• WHAT TO WORK ON: Give the number of lines below that contain "this", with no other output.
********************
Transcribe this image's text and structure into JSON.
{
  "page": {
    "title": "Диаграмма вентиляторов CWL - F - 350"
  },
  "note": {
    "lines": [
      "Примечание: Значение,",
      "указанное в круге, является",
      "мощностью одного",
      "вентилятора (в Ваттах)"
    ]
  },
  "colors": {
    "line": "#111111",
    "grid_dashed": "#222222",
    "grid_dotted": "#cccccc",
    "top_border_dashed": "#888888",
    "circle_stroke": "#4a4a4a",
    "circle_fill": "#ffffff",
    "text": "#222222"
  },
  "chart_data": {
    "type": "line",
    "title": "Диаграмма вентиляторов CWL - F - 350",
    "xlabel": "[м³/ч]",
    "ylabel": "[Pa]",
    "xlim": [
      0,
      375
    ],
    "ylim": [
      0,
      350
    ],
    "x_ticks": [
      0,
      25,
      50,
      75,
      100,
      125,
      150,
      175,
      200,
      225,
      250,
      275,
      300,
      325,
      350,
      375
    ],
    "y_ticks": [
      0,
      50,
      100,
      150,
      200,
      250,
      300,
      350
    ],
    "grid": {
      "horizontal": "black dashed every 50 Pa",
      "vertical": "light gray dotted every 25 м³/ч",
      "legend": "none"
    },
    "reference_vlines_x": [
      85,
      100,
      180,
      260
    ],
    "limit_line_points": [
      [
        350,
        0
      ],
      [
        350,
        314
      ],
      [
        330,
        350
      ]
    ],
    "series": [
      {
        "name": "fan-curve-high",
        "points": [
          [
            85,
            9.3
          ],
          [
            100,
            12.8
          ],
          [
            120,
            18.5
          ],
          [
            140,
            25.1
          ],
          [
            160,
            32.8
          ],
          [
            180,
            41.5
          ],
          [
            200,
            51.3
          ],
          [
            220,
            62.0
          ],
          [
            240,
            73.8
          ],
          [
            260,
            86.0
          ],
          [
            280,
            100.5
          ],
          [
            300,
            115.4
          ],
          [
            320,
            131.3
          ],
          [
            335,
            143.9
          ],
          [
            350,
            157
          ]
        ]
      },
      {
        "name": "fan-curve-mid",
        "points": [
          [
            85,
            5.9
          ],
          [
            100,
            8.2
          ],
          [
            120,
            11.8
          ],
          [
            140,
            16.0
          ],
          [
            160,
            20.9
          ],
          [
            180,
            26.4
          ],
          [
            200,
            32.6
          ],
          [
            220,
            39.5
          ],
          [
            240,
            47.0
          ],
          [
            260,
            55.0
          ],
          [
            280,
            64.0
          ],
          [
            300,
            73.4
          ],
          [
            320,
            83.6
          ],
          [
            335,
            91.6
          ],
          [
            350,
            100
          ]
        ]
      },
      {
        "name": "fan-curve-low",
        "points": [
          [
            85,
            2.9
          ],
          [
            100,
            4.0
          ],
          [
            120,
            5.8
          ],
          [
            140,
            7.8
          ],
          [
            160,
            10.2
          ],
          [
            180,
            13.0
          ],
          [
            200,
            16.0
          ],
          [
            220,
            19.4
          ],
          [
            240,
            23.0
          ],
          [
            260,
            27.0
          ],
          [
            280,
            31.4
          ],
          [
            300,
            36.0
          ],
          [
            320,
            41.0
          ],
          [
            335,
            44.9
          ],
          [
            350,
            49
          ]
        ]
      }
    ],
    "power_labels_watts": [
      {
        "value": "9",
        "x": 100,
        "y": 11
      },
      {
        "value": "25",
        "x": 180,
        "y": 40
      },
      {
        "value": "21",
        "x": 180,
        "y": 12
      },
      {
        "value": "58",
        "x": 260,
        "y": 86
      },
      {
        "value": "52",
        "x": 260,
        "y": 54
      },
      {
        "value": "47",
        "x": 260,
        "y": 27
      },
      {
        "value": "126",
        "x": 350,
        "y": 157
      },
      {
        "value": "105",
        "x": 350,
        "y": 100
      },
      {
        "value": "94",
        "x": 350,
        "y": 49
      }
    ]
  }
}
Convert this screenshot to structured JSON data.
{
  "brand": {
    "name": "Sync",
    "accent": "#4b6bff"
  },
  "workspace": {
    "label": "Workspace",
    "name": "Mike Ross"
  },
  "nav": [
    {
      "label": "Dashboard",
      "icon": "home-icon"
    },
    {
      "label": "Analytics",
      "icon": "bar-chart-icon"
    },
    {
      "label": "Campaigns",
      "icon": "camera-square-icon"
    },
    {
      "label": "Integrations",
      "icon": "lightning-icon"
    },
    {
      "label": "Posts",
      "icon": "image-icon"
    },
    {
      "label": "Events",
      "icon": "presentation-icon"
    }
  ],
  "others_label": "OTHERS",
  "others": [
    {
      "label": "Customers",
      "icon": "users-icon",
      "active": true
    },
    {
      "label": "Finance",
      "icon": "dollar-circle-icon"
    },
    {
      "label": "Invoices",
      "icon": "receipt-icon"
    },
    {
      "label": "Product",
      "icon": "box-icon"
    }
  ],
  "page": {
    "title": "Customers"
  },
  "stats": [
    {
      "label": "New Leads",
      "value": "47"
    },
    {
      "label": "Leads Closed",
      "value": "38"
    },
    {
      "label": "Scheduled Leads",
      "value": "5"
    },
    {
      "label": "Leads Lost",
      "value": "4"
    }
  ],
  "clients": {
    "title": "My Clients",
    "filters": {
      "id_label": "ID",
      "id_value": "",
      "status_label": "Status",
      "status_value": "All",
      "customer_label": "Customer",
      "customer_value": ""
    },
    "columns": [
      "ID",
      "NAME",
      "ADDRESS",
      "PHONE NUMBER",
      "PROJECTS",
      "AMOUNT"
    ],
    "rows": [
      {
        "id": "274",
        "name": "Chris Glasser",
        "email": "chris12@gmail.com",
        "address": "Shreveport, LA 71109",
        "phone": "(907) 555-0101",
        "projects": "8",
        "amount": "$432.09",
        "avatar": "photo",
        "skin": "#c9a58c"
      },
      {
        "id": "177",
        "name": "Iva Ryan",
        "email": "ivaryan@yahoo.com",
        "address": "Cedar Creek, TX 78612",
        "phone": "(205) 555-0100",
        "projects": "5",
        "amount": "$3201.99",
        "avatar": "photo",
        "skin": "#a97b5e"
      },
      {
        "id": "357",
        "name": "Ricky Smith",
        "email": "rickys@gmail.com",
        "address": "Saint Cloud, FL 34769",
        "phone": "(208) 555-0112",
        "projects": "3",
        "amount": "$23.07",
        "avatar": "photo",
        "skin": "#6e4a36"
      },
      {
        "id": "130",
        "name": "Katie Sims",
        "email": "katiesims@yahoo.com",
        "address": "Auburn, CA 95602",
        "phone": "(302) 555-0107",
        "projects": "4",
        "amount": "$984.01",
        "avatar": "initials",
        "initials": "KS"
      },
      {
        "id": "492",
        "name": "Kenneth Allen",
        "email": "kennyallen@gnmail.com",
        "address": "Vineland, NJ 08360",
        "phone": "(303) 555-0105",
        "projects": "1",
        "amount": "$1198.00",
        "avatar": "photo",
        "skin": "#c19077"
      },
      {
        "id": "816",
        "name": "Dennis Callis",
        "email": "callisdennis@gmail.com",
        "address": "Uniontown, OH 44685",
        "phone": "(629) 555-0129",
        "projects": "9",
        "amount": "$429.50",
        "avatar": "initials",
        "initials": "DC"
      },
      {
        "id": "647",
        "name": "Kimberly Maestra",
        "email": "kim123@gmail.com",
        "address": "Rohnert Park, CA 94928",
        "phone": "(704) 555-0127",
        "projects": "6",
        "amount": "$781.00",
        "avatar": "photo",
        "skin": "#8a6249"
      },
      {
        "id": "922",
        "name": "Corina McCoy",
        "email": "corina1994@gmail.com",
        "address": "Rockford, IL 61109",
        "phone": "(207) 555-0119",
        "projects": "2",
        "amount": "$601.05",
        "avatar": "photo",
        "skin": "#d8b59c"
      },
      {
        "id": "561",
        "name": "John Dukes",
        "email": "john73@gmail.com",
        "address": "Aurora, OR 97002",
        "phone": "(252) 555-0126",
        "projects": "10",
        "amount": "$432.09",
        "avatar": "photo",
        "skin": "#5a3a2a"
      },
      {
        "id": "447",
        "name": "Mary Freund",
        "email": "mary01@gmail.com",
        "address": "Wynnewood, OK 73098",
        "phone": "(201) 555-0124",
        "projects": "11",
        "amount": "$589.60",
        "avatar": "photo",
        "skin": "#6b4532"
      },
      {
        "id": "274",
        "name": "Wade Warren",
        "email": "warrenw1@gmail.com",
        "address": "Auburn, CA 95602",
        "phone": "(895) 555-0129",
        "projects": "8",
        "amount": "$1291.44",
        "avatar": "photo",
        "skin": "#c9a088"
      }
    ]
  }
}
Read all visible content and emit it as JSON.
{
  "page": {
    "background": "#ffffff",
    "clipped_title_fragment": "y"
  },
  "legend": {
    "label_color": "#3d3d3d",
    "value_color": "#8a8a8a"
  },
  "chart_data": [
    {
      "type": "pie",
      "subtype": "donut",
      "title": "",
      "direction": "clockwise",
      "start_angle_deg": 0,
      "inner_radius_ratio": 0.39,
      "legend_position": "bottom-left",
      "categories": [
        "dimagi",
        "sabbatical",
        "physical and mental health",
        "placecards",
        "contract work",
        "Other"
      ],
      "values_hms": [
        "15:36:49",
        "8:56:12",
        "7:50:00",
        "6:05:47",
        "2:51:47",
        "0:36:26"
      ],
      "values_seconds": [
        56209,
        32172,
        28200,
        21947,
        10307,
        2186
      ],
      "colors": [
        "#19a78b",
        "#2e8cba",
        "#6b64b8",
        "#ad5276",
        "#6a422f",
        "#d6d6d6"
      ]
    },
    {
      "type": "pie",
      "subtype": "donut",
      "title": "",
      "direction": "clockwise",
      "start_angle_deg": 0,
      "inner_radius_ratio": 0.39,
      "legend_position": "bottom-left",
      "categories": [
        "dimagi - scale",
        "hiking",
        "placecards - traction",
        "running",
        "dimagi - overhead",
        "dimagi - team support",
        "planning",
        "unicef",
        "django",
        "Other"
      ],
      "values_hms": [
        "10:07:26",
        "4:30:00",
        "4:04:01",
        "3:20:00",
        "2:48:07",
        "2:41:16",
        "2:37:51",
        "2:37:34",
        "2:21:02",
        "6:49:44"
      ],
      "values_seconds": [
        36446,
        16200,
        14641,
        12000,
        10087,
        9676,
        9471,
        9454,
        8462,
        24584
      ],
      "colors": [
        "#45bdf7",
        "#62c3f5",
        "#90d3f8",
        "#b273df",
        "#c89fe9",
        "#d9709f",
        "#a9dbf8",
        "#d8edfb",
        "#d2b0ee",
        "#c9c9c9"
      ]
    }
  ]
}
********************
• RESULT OF THE TASK: 2